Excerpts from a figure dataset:
· · · · ·
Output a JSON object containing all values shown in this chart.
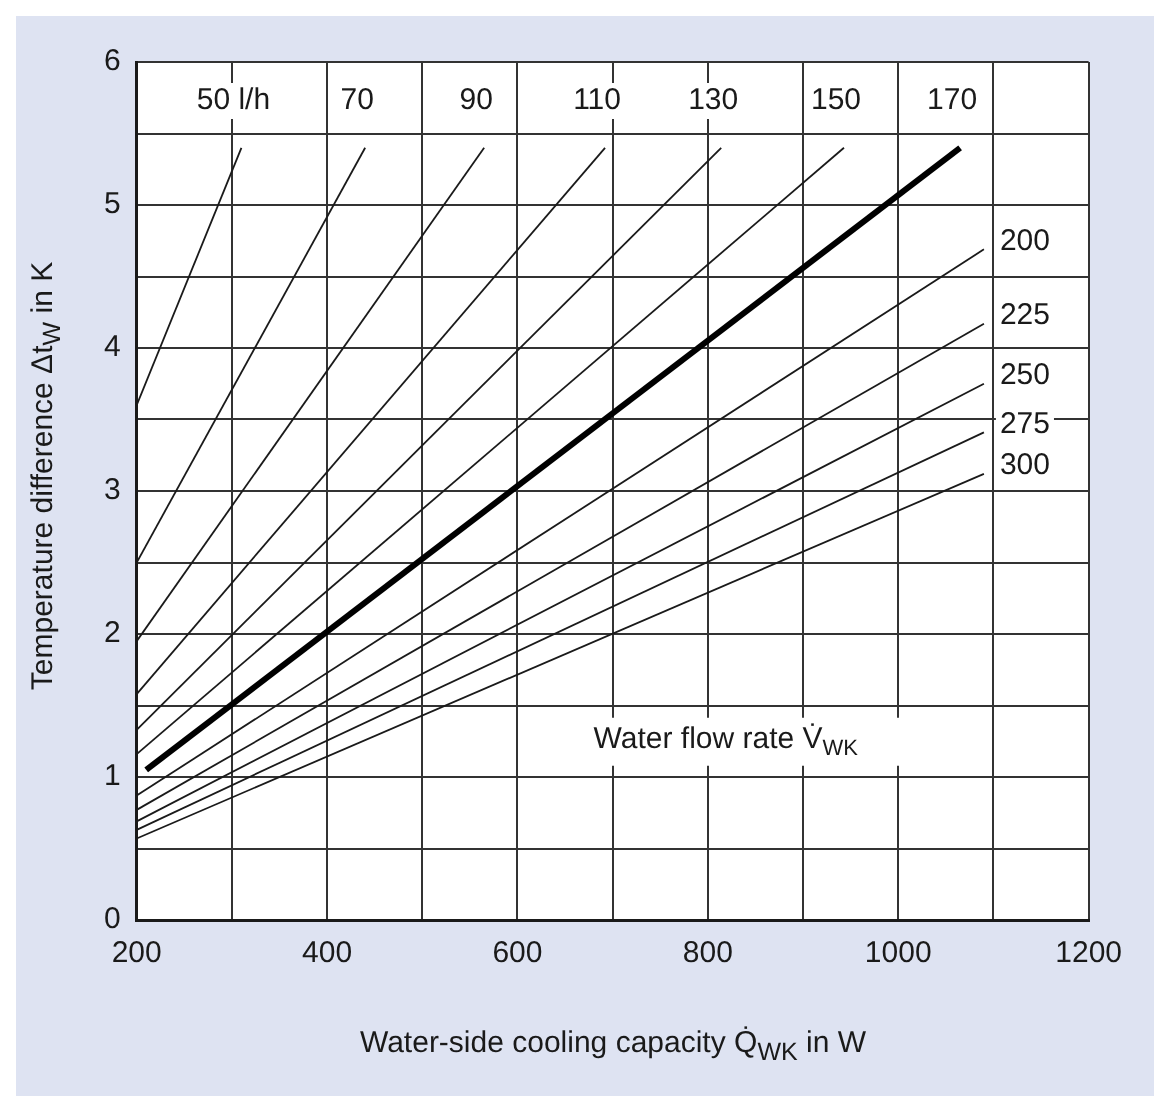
{
  "chart_data": {
    "type": "line",
    "xlabel": "Water-side cooling capacity Q̇$_{WK}$ in W",
    "ylabel": "Temperature difference Δt$_{W}$ in K",
    "annotations": [
      "Water flow rate V̇$_{WK}$"
    ],
    "xlim": [
      200,
      1200
    ],
    "ylim": [
      0,
      6
    ],
    "xticks": [
      200,
      {
        "value": 300,
        "label": null
      },
      400,
      {
        "value": 500,
        "label": null
      },
      600,
      {
        "value": 700,
        "label": null
      },
      800,
      {
        "value": 900,
        "label": null
      },
      1000,
      {
        "value": 1100,
        "label": null
      },
      1200
    ],
    "yticks": [
      0,
      {
        "value": 0.5,
        "label": null
      },
      1,
      {
        "value": 1.5,
        "label": null
      },
      2,
      {
        "value": 2.5,
        "label": null
      },
      3,
      {
        "value": 3.5,
        "label": null
      },
      4,
      {
        "value": 4.5,
        "label": null
      },
      5,
      {
        "value": 5.5,
        "label": null
      },
      6
    ],
    "grid": true,
    "legend": false,
    "marker": "none",
    "line_style": "solid",
    "series": [
      {
        "name": "50 l/h",
        "color": "#1a1a1a",
        "x": [
          200,
          310
        ],
        "values": [
          3.6,
          5.4
        ]
      },
      {
        "name": "70",
        "color": "#1a1a1a",
        "x": [
          200,
          440
        ],
        "values": [
          2.5,
          5.4
        ]
      },
      {
        "name": "90",
        "color": "#1a1a1a",
        "x": [
          200,
          565
        ],
        "values": [
          1.95,
          5.4
        ]
      },
      {
        "name": "110",
        "color": "#1a1a1a",
        "x": [
          200,
          692
        ],
        "values": [
          1.58,
          5.4
        ]
      },
      {
        "name": "130",
        "color": "#1a1a1a",
        "x": [
          200,
          814
        ],
        "values": [
          1.33,
          5.4
        ]
      },
      {
        "name": "150",
        "color": "#1a1a1a",
        "x": [
          200,
          943
        ],
        "values": [
          1.16,
          5.4
        ]
      },
      {
        "name": "170",
        "color": "#000000",
        "x": [
          210,
          1065
        ],
        "values": [
          1.05,
          5.4
        ]
      },
      {
        "name": "200",
        "color": "#1a1a1a",
        "x": [
          200,
          1090
        ],
        "values": [
          0.87,
          4.69
        ]
      },
      {
        "name": "225",
        "color": "#1a1a1a",
        "x": [
          200,
          1090
        ],
        "values": [
          0.77,
          4.17
        ]
      },
      {
        "name": "250",
        "color": "#1a1a1a",
        "x": [
          200,
          1090
        ],
        "values": [
          0.69,
          3.75
        ]
      },
      {
        "name": "275",
        "color": "#1a1a1a",
        "x": [
          200,
          1090
        ],
        "values": [
          0.63,
          3.41
        ]
      },
      {
        "name": "300",
        "color": "#1a1a1a",
        "x": [
          200,
          1090
        ],
        "values": [
          0.57,
          3.12
        ]
      }
    ]
  }
}
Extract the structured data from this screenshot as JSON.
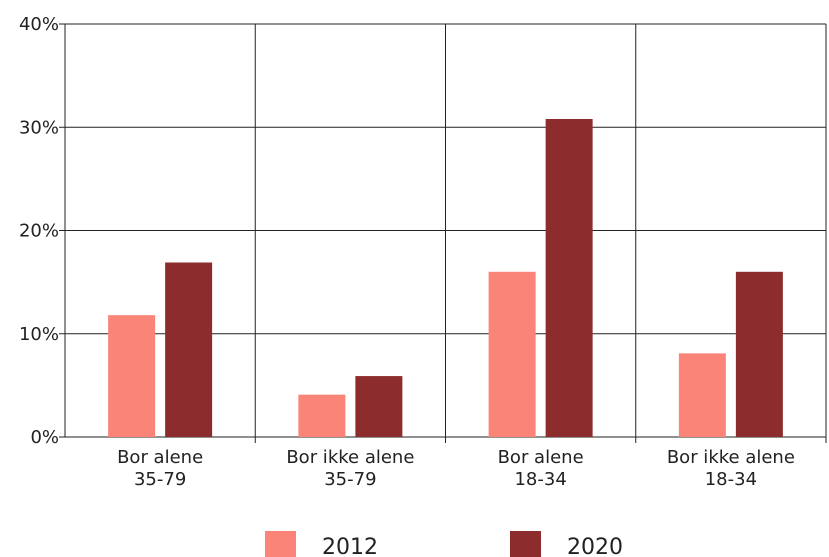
{
  "chart_data": {
    "type": "bar",
    "categories": [
      "Bor alene\n35-79",
      "Bor ikke alene\n35-79",
      "Bor alene\n18-34",
      "Bor ikke alene\n18-34"
    ],
    "series": [
      {
        "name": "2012",
        "color": "#fa8478",
        "values": [
          11.8,
          4.1,
          16,
          8.1
        ]
      },
      {
        "name": "2020",
        "color": "#8c2c2c",
        "values": [
          16.9,
          5.9,
          30.8,
          16
        ]
      }
    ],
    "ylim": [
      0,
      40
    ],
    "yticks": [
      {
        "value": 0,
        "label": "0%"
      },
      {
        "value": 10,
        "label": "10%"
      },
      {
        "value": 20,
        "label": "20%"
      },
      {
        "value": 30,
        "label": "30%"
      },
      {
        "value": 40,
        "label": "40%"
      }
    ],
    "grid": true
  }
}
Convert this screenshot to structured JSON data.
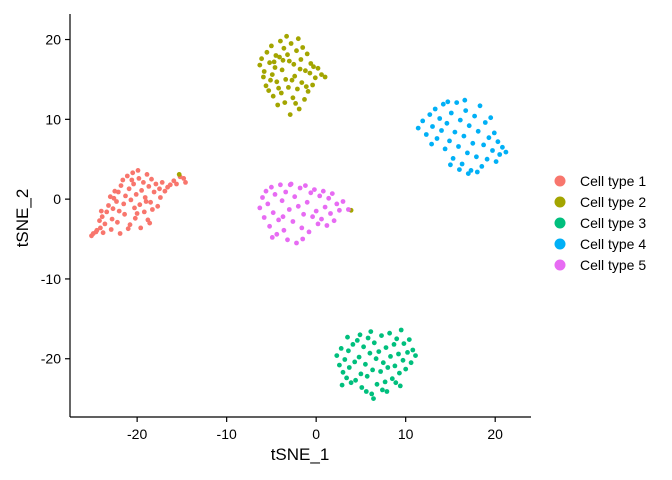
{
  "chart_data": {
    "type": "scatter",
    "xlabel": "tSNE_1",
    "ylabel": "tSNE_2",
    "xlim": [
      -27.5,
      24
    ],
    "ylim": [
      -27.3,
      23.2
    ],
    "x_ticks": [
      -20,
      -10,
      0,
      10,
      20
    ],
    "y_ticks": [
      -20,
      -10,
      0,
      10,
      20
    ],
    "x_tick_labels": [
      "-20",
      "-10",
      "0",
      "10",
      "20"
    ],
    "y_tick_labels": [
      "-20",
      "-10",
      "0",
      "10",
      "20"
    ],
    "grid": false,
    "legend_position": "right",
    "series": [
      {
        "name": "Cell type 1",
        "color": "#F8766D",
        "points": [
          [
            -25.1,
            -4.6
          ],
          [
            -24.9,
            -4.3
          ],
          [
            -24.5,
            -3.9
          ],
          [
            -24.6,
            -4.1
          ],
          [
            -24.1,
            -3.6
          ],
          [
            -24.2,
            -2.7
          ],
          [
            -23.9,
            -2.2
          ],
          [
            -23.6,
            -3.1
          ],
          [
            -23.8,
            -4.2
          ],
          [
            -23.4,
            -1.6
          ],
          [
            -23.2,
            -0.8
          ],
          [
            -23.0,
            0.3
          ],
          [
            -22.8,
            -2.5
          ],
          [
            -22.9,
            -3.8
          ],
          [
            -22.5,
            1.0
          ],
          [
            -22.7,
            -1.2
          ],
          [
            -22.3,
            -0.3
          ],
          [
            -22.1,
            0.9
          ],
          [
            -22.2,
            -2.9
          ],
          [
            -21.9,
            -4.3
          ],
          [
            -21.8,
            1.7
          ],
          [
            -21.6,
            2.4
          ],
          [
            -21.5,
            -0.6
          ],
          [
            -21.3,
            0.4
          ],
          [
            -21.4,
            -1.9
          ],
          [
            -21.1,
            2.9
          ],
          [
            -20.9,
            1.3
          ],
          [
            -20.8,
            -3.2
          ],
          [
            -20.7,
            -0.1
          ],
          [
            -20.5,
            3.3
          ],
          [
            -20.4,
            1.9
          ],
          [
            -20.3,
            -1.1
          ],
          [
            -20.1,
            0.6
          ],
          [
            -20.2,
            -2.4
          ],
          [
            -19.9,
            3.6
          ],
          [
            -19.8,
            2.6
          ],
          [
            -19.7,
            -0.7
          ],
          [
            -19.5,
            1.1
          ],
          [
            -19.6,
            -3.6
          ],
          [
            -19.3,
            2.1
          ],
          [
            -19.2,
            -1.6
          ],
          [
            -19.1,
            0.2
          ],
          [
            -18.9,
            3.1
          ],
          [
            -18.8,
            -2.6
          ],
          [
            -18.7,
            1.6
          ],
          [
            -18.5,
            -0.4
          ],
          [
            -18.4,
            2.5
          ],
          [
            -18.3,
            -1.3
          ],
          [
            -18.1,
            0.9
          ],
          [
            -17.9,
            1.9
          ],
          [
            -17.7,
            -0.9
          ],
          [
            -17.5,
            1.3
          ],
          [
            -17.4,
            0.2
          ],
          [
            -17.2,
            2.1
          ],
          [
            -16.9,
            1.0
          ],
          [
            -16.6,
            1.5
          ],
          [
            -16.3,
            1.8
          ],
          [
            -15.9,
            2.3
          ],
          [
            -15.6,
            1.9
          ],
          [
            -15.2,
            2.8
          ],
          [
            -14.8,
            2.6
          ],
          [
            -14.6,
            2.1
          ],
          [
            -22.6,
            0.1
          ],
          [
            -21.0,
            -3.7
          ],
          [
            -20.6,
            2.4
          ],
          [
            -19.0,
            -0.3
          ],
          [
            -18.6,
            -3.0
          ],
          [
            -24.0,
            -1.5
          ],
          [
            -22.0,
            -1.5
          ],
          [
            -20.0,
            -1.8
          ]
        ]
      },
      {
        "name": "Cell type 2",
        "color": "#A3A500",
        "points": [
          [
            -6.3,
            16.8
          ],
          [
            -6.1,
            17.6
          ],
          [
            -5.9,
            15.3
          ],
          [
            -5.8,
            16.0
          ],
          [
            -5.6,
            14.2
          ],
          [
            -5.5,
            18.4
          ],
          [
            -5.3,
            13.6
          ],
          [
            -5.2,
            17.1
          ],
          [
            -5.0,
            19.2
          ],
          [
            -4.9,
            15.6
          ],
          [
            -4.8,
            12.9
          ],
          [
            -4.6,
            16.5
          ],
          [
            -4.5,
            18.0
          ],
          [
            -4.4,
            14.7
          ],
          [
            -4.3,
            11.8
          ],
          [
            -4.1,
            17.8
          ],
          [
            -4.0,
            19.8
          ],
          [
            -3.9,
            13.3
          ],
          [
            -3.8,
            16.2
          ],
          [
            -3.6,
            18.9
          ],
          [
            -3.5,
            12.1
          ],
          [
            -3.4,
            15.0
          ],
          [
            -3.3,
            20.4
          ],
          [
            -3.1,
            14.0
          ],
          [
            -3.0,
            17.3
          ],
          [
            -2.9,
            10.6
          ],
          [
            -2.8,
            19.5
          ],
          [
            -2.6,
            12.7
          ],
          [
            -2.5,
            16.9
          ],
          [
            -2.4,
            15.4
          ],
          [
            -2.2,
            18.6
          ],
          [
            -2.1,
            13.8
          ],
          [
            -2.0,
            20.1
          ],
          [
            -1.9,
            11.3
          ],
          [
            -1.7,
            17.5
          ],
          [
            -1.6,
            14.6
          ],
          [
            -1.5,
            19.0
          ],
          [
            -1.3,
            12.5
          ],
          [
            -1.2,
            16.1
          ],
          [
            -1.0,
            18.2
          ],
          [
            -0.9,
            13.5
          ],
          [
            -0.7,
            15.8
          ],
          [
            -0.6,
            17.0
          ],
          [
            -0.4,
            14.3
          ],
          [
            -0.3,
            16.6
          ],
          [
            -0.1,
            15.2
          ],
          [
            0.2,
            16.4
          ],
          [
            0.6,
            15.6
          ],
          [
            1.0,
            15.3
          ],
          [
            -5.1,
            14.9
          ],
          [
            -4.2,
            13.9
          ],
          [
            -3.7,
            17.4
          ],
          [
            -2.7,
            14.9
          ],
          [
            -1.8,
            16.3
          ],
          [
            -3.2,
            18.1
          ],
          [
            -2.3,
            12.0
          ],
          [
            -1.1,
            14.1
          ],
          [
            -4.7,
            17.2
          ],
          [
            3.9,
            -1.4
          ],
          [
            -15.3,
            3.1
          ]
        ]
      },
      {
        "name": "Cell type 3",
        "color": "#00BF7D",
        "points": [
          [
            2.3,
            -19.6
          ],
          [
            2.6,
            -20.8
          ],
          [
            2.8,
            -18.7
          ],
          [
            3.0,
            -21.7
          ],
          [
            3.2,
            -20.1
          ],
          [
            3.4,
            -22.4
          ],
          [
            3.6,
            -19.0
          ],
          [
            3.7,
            -21.1
          ],
          [
            3.9,
            -23.0
          ],
          [
            4.1,
            -18.2
          ],
          [
            4.3,
            -20.4
          ],
          [
            4.4,
            -22.7
          ],
          [
            4.6,
            -17.7
          ],
          [
            4.8,
            -19.8
          ],
          [
            5.0,
            -21.9
          ],
          [
            5.1,
            -23.6
          ],
          [
            5.3,
            -18.5
          ],
          [
            5.5,
            -20.7
          ],
          [
            5.7,
            -22.2
          ],
          [
            5.8,
            -17.4
          ],
          [
            6.0,
            -19.3
          ],
          [
            6.2,
            -24.4
          ],
          [
            6.3,
            -21.4
          ],
          [
            6.5,
            -18.0
          ],
          [
            6.7,
            -20.0
          ],
          [
            6.8,
            -23.2
          ],
          [
            7.0,
            -19.1
          ],
          [
            7.2,
            -21.6
          ],
          [
            7.3,
            -17.1
          ],
          [
            7.5,
            -20.5
          ],
          [
            7.7,
            -22.9
          ],
          [
            7.8,
            -18.6
          ],
          [
            8.0,
            -21.1
          ],
          [
            8.2,
            -16.8
          ],
          [
            8.3,
            -19.7
          ],
          [
            8.5,
            -22.5
          ],
          [
            8.7,
            -18.2
          ],
          [
            8.8,
            -20.9
          ],
          [
            9.0,
            -17.5
          ],
          [
            9.2,
            -19.4
          ],
          [
            9.3,
            -21.8
          ],
          [
            9.5,
            -16.4
          ],
          [
            9.7,
            -20.2
          ],
          [
            9.8,
            -18.1
          ],
          [
            10.0,
            -21.3
          ],
          [
            10.2,
            -19.2
          ],
          [
            10.4,
            -17.6
          ],
          [
            10.6,
            -20.5
          ],
          [
            10.8,
            -18.9
          ],
          [
            11.1,
            -19.6
          ],
          [
            6.4,
            -25.0
          ],
          [
            5.6,
            -24.1
          ],
          [
            7.4,
            -23.9
          ],
          [
            4.9,
            -17.0
          ],
          [
            8.9,
            -23.0
          ],
          [
            7.9,
            -24.1
          ],
          [
            3.5,
            -17.3
          ],
          [
            6.1,
            -16.6
          ],
          [
            9.4,
            -23.4
          ],
          [
            2.9,
            -23.3
          ]
        ]
      },
      {
        "name": "Cell type 4",
        "color": "#00B0F6",
        "points": [
          [
            11.4,
            8.9
          ],
          [
            11.9,
            9.8
          ],
          [
            12.3,
            8.1
          ],
          [
            12.7,
            10.6
          ],
          [
            13.0,
            9.1
          ],
          [
            13.3,
            11.3
          ],
          [
            13.5,
            7.6
          ],
          [
            13.8,
            10.1
          ],
          [
            14.0,
            8.6
          ],
          [
            14.2,
            11.9
          ],
          [
            14.4,
            6.3
          ],
          [
            14.6,
            9.5
          ],
          [
            14.9,
            7.3
          ],
          [
            15.1,
            10.8
          ],
          [
            15.3,
            5.1
          ],
          [
            15.5,
            8.4
          ],
          [
            15.7,
            12.1
          ],
          [
            15.9,
            6.6
          ],
          [
            16.1,
            9.9
          ],
          [
            16.3,
            4.4
          ],
          [
            16.5,
            7.9
          ],
          [
            16.7,
            11.1
          ],
          [
            16.9,
            5.8
          ],
          [
            17.1,
            9.2
          ],
          [
            17.3,
            3.6
          ],
          [
            17.5,
            7.0
          ],
          [
            17.7,
            10.4
          ],
          [
            17.9,
            5.3
          ],
          [
            18.1,
            8.5
          ],
          [
            18.3,
            11.7
          ],
          [
            18.5,
            4.1
          ],
          [
            18.7,
            6.8
          ],
          [
            18.9,
            9.6
          ],
          [
            19.1,
            5.0
          ],
          [
            19.3,
            7.7
          ],
          [
            19.5,
            10.2
          ],
          [
            19.7,
            6.1
          ],
          [
            19.9,
            8.3
          ],
          [
            20.1,
            4.7
          ],
          [
            20.3,
            7.2
          ],
          [
            20.5,
            5.6
          ],
          [
            20.8,
            6.5
          ],
          [
            21.2,
            5.9
          ],
          [
            15.0,
            4.3
          ],
          [
            16.0,
            3.7
          ],
          [
            17.0,
            3.2
          ],
          [
            18.0,
            3.4
          ],
          [
            12.9,
            6.9
          ],
          [
            14.7,
            12.2
          ],
          [
            16.6,
            12.4
          ]
        ]
      },
      {
        "name": "Cell type 5",
        "color": "#E76BF3",
        "points": [
          [
            -6.3,
            -1.1
          ],
          [
            -6.0,
            0.2
          ],
          [
            -5.8,
            -2.3
          ],
          [
            -5.6,
            1.0
          ],
          [
            -5.4,
            -0.6
          ],
          [
            -5.2,
            -3.4
          ],
          [
            -5.0,
            1.5
          ],
          [
            -4.8,
            -1.7
          ],
          [
            -4.6,
            0.6
          ],
          [
            -4.4,
            -4.4
          ],
          [
            -4.2,
            -2.6
          ],
          [
            -4.0,
            1.8
          ],
          [
            -3.8,
            -0.2
          ],
          [
            -3.6,
            -3.9
          ],
          [
            -3.4,
            0.9
          ],
          [
            -3.2,
            -5.1
          ],
          [
            -3.0,
            -1.3
          ],
          [
            -2.8,
            1.9
          ],
          [
            -2.6,
            -2.8
          ],
          [
            -2.4,
            0.3
          ],
          [
            -2.2,
            -5.5
          ],
          [
            -2.0,
            -0.9
          ],
          [
            -1.8,
            1.4
          ],
          [
            -1.6,
            -3.6
          ],
          [
            -1.4,
            -1.9
          ],
          [
            -1.2,
            1.7
          ],
          [
            -1.0,
            -0.4
          ],
          [
            -0.8,
            -4.1
          ],
          [
            -0.6,
            0.8
          ],
          [
            -0.4,
            -2.2
          ],
          [
            -0.2,
            1.2
          ],
          [
            0.0,
            -1.5
          ],
          [
            0.2,
            -3.1
          ],
          [
            0.4,
            0.4
          ],
          [
            0.6,
            -2.5
          ],
          [
            0.8,
            1.0
          ],
          [
            1.0,
            -1.0
          ],
          [
            1.2,
            -3.3
          ],
          [
            1.4,
            0.1
          ],
          [
            1.6,
            -1.8
          ],
          [
            1.8,
            0.7
          ],
          [
            2.0,
            -2.7
          ],
          [
            2.3,
            -0.6
          ],
          [
            2.6,
            -1.4
          ],
          [
            3.0,
            -0.3
          ],
          [
            3.6,
            -1.3
          ],
          [
            -2.9,
            1.8
          ],
          [
            -4.9,
            -4.8
          ],
          [
            -3.7,
            -2.2
          ],
          [
            -1.5,
            -5.0
          ]
        ]
      }
    ]
  }
}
· · · · ·
- [WHAT THE TASK REQUIRES] Each line that has the word "JSON" should be copied.

- [TASK RESULT]
Output a JSON object containing all values shown in this chart.
Extract the structured data from this screenshot as JSON.
Convert this screenshot to structured JSON data.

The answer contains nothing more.